• **To do**:
Copy the data precisely, keeping every character.

# START OF Provided material

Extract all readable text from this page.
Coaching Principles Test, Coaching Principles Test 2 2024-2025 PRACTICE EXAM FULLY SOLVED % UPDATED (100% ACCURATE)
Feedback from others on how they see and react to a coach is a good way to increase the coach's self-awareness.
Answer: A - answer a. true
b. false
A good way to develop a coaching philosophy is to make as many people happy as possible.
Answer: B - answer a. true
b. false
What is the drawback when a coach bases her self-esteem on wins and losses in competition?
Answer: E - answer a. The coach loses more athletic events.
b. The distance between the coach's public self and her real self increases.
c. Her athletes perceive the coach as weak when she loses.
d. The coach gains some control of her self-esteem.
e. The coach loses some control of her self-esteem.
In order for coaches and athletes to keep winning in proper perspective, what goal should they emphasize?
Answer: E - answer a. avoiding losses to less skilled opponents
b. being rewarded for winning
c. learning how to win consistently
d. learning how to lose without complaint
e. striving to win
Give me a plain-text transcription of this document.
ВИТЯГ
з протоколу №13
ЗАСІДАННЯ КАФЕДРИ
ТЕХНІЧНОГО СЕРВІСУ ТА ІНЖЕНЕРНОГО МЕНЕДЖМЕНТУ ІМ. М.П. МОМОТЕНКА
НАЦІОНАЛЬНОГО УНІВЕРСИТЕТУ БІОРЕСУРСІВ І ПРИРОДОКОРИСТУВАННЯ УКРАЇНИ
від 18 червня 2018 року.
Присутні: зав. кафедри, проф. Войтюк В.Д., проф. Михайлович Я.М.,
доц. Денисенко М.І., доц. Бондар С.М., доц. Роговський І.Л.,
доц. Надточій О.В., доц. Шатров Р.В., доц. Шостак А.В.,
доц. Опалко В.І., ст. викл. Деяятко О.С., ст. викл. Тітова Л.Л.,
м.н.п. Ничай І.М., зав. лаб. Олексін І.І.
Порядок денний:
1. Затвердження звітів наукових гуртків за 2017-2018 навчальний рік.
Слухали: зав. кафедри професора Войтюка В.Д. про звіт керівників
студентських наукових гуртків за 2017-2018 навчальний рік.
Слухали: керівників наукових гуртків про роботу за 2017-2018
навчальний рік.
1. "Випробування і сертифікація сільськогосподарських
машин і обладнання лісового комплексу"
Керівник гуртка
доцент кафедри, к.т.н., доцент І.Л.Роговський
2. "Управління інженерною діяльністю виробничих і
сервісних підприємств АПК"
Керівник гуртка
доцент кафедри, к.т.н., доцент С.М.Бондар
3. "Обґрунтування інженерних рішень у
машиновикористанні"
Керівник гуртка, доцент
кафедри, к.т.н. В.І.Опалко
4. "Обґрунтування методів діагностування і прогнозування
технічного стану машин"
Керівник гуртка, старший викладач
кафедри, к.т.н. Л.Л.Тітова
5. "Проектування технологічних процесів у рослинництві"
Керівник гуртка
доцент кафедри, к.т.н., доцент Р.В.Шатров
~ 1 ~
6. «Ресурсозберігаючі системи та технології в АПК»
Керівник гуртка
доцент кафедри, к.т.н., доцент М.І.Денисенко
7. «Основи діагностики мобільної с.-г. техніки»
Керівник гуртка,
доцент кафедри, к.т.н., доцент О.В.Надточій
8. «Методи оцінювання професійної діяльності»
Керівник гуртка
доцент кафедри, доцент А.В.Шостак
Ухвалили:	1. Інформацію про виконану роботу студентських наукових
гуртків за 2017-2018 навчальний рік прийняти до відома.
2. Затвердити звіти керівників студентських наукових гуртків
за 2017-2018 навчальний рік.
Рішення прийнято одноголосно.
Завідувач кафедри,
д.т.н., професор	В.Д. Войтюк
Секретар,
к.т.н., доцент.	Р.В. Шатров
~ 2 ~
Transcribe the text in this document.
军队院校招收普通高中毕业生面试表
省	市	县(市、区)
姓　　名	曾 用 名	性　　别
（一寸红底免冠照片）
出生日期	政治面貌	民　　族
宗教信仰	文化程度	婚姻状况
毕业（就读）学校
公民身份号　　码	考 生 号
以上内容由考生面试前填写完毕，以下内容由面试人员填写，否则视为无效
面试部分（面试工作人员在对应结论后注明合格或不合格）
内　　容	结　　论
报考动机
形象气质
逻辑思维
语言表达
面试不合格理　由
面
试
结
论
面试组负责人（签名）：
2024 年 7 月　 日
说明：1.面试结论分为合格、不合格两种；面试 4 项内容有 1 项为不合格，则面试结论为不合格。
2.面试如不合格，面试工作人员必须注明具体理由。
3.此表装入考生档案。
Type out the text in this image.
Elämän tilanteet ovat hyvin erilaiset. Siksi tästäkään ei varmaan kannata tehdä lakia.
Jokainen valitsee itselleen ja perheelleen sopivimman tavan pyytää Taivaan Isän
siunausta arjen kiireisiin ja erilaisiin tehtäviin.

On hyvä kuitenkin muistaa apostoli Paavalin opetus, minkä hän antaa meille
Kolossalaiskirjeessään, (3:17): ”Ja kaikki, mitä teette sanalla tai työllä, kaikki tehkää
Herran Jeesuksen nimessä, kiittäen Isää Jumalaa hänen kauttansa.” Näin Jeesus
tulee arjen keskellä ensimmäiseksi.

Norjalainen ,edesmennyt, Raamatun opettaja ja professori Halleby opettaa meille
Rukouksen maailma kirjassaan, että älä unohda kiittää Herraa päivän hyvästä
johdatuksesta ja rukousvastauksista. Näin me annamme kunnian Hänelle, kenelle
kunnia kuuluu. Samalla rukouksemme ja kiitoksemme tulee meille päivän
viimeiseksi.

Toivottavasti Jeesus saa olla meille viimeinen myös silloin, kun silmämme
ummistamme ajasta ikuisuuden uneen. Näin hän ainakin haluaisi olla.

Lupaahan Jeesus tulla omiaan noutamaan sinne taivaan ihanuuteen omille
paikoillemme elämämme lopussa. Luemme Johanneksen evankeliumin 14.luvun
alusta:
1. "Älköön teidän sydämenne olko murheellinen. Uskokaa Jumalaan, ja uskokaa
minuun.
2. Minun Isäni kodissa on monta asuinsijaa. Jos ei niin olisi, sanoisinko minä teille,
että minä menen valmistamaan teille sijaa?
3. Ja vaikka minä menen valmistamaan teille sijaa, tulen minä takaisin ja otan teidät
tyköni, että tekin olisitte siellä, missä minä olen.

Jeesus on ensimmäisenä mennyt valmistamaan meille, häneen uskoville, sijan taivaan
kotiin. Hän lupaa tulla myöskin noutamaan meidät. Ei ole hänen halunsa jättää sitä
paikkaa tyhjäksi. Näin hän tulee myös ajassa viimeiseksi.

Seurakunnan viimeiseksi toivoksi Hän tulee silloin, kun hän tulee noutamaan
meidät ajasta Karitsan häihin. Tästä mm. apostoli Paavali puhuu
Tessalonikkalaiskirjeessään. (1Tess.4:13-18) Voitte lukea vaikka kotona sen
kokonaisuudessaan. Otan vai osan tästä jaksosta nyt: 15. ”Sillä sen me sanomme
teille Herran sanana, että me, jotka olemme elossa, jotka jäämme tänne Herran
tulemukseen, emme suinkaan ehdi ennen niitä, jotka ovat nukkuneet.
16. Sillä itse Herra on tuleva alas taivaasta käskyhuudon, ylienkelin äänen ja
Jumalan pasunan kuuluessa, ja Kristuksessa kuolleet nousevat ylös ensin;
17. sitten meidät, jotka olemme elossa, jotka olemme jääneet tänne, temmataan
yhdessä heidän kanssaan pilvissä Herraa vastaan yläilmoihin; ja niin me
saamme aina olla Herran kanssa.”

# END OF Provided material

• **Output of the task**:
Extract all readable text from this page.
Coaching Principles Test, Coaching Principles Test 2 2024-2025 PRACTICE EXAM FULLY SOLVED % UPDATED (100% ACCURATE)
Feedback from others on how they see and react to a coach is a good way to increase the coach's self-awareness.
Answer: A - answer a. true
b. false
A good way to develop a coaching philosophy is to make as many people happy as possible.
Answer: B - answer a. true
b. false
What is the drawback when a coach bases her self-esteem on wins and losses in competition?
Answer: E - answer a. The coach loses more athletic events.
b. The distance between the coach's public self and her real self increases.
c. Her athletes perceive the coach as weak when she loses.
d. The coach gains some control of her self-esteem.
e. The coach loses some control of her self-esteem.
In order for coaches and athletes to keep winning in proper perspective, what goal should they emphasize?
Answer: E - answer a. avoiding losses to less skilled opponents
b. being rewarded for winning
c. learning how to win consistently
d. learning how to lose without complaint
e. striving to win
Give me a plain-text transcription of this document.
ВИТЯГ
з протоколу №13
ЗАСІДАННЯ КАФЕДРИ
ТЕХНІЧНОГО СЕРВІСУ ТА ІНЖЕНЕРНОГО МЕНЕДЖМЕНТУ ІМ. М.П. МОМОТЕНКА
НАЦІОНАЛЬНОГО УНІВЕРСИТЕТУ БІОРЕСУРСІВ І ПРИРОДОКОРИСТУВАННЯ УКРАЇНИ
від 18 червня 2018 року.
Присутні: зав. кафедри, проф. Войтюк В.Д., проф. Михайлович Я.М.,
доц. Денисенко М.І., доц. Бондар С.М., доц. Роговський І.Л.,
доц. Надточій О.В., доц. Шатров Р.В., доц. Шостак А.В.,
доц. Опалко В.І., ст. викл. Деяятко О.С., ст. викл. Тітова Л.Л.,
м.н.п. Ничай І.М., зав. лаб. Олексін І.І.
Порядок денний:
1. Затвердження звітів наукових гуртків за 2017-2018 навчальний рік.
Слухали: зав. кафедри професора Войтюка В.Д. про звіт керівників
студентських наукових гуртків за 2017-2018 навчальний рік.
Слухали: керівників наукових гуртків про роботу за 2017-2018
навчальний рік.
1. "Випробування і сертифікація сільськогосподарських
машин і обладнання лісового комплексу"
Керівник гуртка
доцент кафедри, к.т.н., доцент І.Л.Роговський
2. "Управління інженерною діяльністю виробничих і
сервісних підприємств АПК"
Керівник гуртка
доцент кафедри, к.т.н., доцент С.М.Бондар
3. "Обґрунтування інженерних рішень у
машиновикористанні"
Керівник гуртка, доцент
кафедри, к.т.н. В.І.Опалко
4. "Обґрунтування методів діагностування і прогнозування
технічного стану машин"
Керівник гуртка, старший викладач
кафедри, к.т.н. Л.Л.Тітова
5. "Проектування технологічних процесів у рослинництві"
Керівник гуртка
доцент кафедри, к.т.н., доцент Р.В.Шатров
~ 1 ~
6. «Ресурсозберігаючі системи та технології в АПК»
Керівник гуртка
доцент кафедри, к.т.н., доцент М.І.Денисенко
7. «Основи діагностики мобільної с.-г. техніки»
Керівник гуртка,
доцент кафедри, к.т.н., доцент О.В.Надточій
8. «Методи оцінювання професійної діяльності»
Керівник гуртка
доцент кафедри, доцент А.В.Шостак
Ухвалили:	1. Інформацію про виконану роботу студентських наукових
гуртків за 2017-2018 навчальний рік прийняти до відома.
2. Затвердити звіти керівників студентських наукових гуртків
за 2017-2018 навчальний рік.
Рішення прийнято одноголосно.
Завідувач кафедри,
д.т.н., професор	В.Д. Войтюк
Секретар,
к.т.н., доцент.	Р.В. Шатров
~ 2 ~
Transcribe the text in this document.
军队院校招收普通高中毕业生面试表
省	市	县(市、区)
姓　　名	曾 用 名	性　　别
（一寸红底免冠照片）
出生日期	政治面貌	民　　族
宗教信仰	文化程度	婚姻状况
毕业（就读）学校
公民身份号　　码	考 生 号
以上内容由考生面试前填写完毕，以下内容由面试人员填写，否则视为无效
面试部分（面试工作人员在对应结论后注明合格或不合格）
内　　容	结　　论
报考动机
形象气质
逻辑思维
语言表达
面试不合格理　由
面
试
结
论
面试组负责人（签名）：
2024 年 7 月　 日
说明：1.面试结论分为合格、不合格两种；面试 4 项内容有 1 项为不合格，则面试结论为不合格。
2.面试如不合格，面试工作人员必须注明具体理由。
3.此表装入考生档案。
Type out the text in this image.
Elämän tilanteet ovat hyvin erilaiset. Siksi tästäkään ei varmaan kannata tehdä lakia.
Jokainen valitsee itselleen ja perheelleen sopivimman tavan pyytää Taivaan Isän
siunausta arjen kiireisiin ja erilaisiin tehtäviin.

On hyvä kuitenkin muistaa apostoli Paavalin opetus, minkä hän antaa meille
Kolossalaiskirjeessään, (3:17): ”Ja kaikki, mitä teette sanalla tai työllä, kaikki tehkää
Herran Jeesuksen nimessä, kiittäen Isää Jumalaa hänen kauttansa.” Näin Jeesus
tulee arjen keskellä ensimmäiseksi.

Norjalainen ,edesmennyt, Raamatun opettaja ja professori Halleby opettaa meille
Rukouksen maailma kirjassaan, että älä unohda kiittää Herraa päivän hyvästä
johdatuksesta ja rukousvastauksista. Näin me annamme kunnian Hänelle, kenelle
kunnia kuuluu. Samalla rukouksemme ja kiitoksemme tulee meille päivän
viimeiseksi.

Toivottavasti Jeesus saa olla meille viimeinen myös silloin, kun silmämme
ummistamme ajasta ikuisuuden uneen. Näin hän ainakin haluaisi olla.

Lupaahan Jeesus tulla omiaan noutamaan sinne taivaan ihanuuteen omille
paikoillemme elämämme lopussa. Luemme Johanneksen evankeliumin 14.luvun
alusta:
1. "Älköön teidän sydämenne olko murheellinen. Uskokaa Jumalaan, ja uskokaa
minuun.
2. Minun Isäni kodissa on monta asuinsijaa. Jos ei niin olisi, sanoisinko minä teille,
että minä menen valmistamaan teille sijaa?
3. Ja vaikka minä menen valmistamaan teille sijaa, tulen minä takaisin ja otan teidät
tyköni, että tekin olisitte siellä, missä minä olen.

Jeesus on ensimmäisenä mennyt valmistamaan meille, häneen uskoville, sijan taivaan
kotiin. Hän lupaa tulla myöskin noutamaan meidät. Ei ole hänen halunsa jättää sitä
paikkaa tyhjäksi. Näin hän tulee myös ajassa viimeiseksi.

Seurakunnan viimeiseksi toivoksi Hän tulee silloin, kun hän tulee noutamaan
meidät ajasta Karitsan häihin. Tästä mm. apostoli Paavali puhuu
Tessalonikkalaiskirjeessään. (1Tess.4:13-18) Voitte lukea vaikka kotona sen
kokonaisuudessaan. Otan vai osan tästä jaksosta nyt: 15. ”Sillä sen me sanomme
teille Herran sanana, että me, jotka olemme elossa, jotka jäämme tänne Herran
tulemukseen, emme suinkaan ehdi ennen niitä, jotka ovat nukkuneet.
16. Sillä itse Herra on tuleva alas taivaasta käskyhuudon, ylienkelin äänen ja
Jumalan pasunan kuuluessa, ja Kristuksessa kuolleet nousevat ylös ensin;
17. sitten meidät, jotka olemme elossa, jotka olemme jääneet tänne, temmataan
yhdessä heidän kanssaan pilvissä Herraa vastaan yläilmoihin; ja niin me
saamme aina olla Herran kanssa.”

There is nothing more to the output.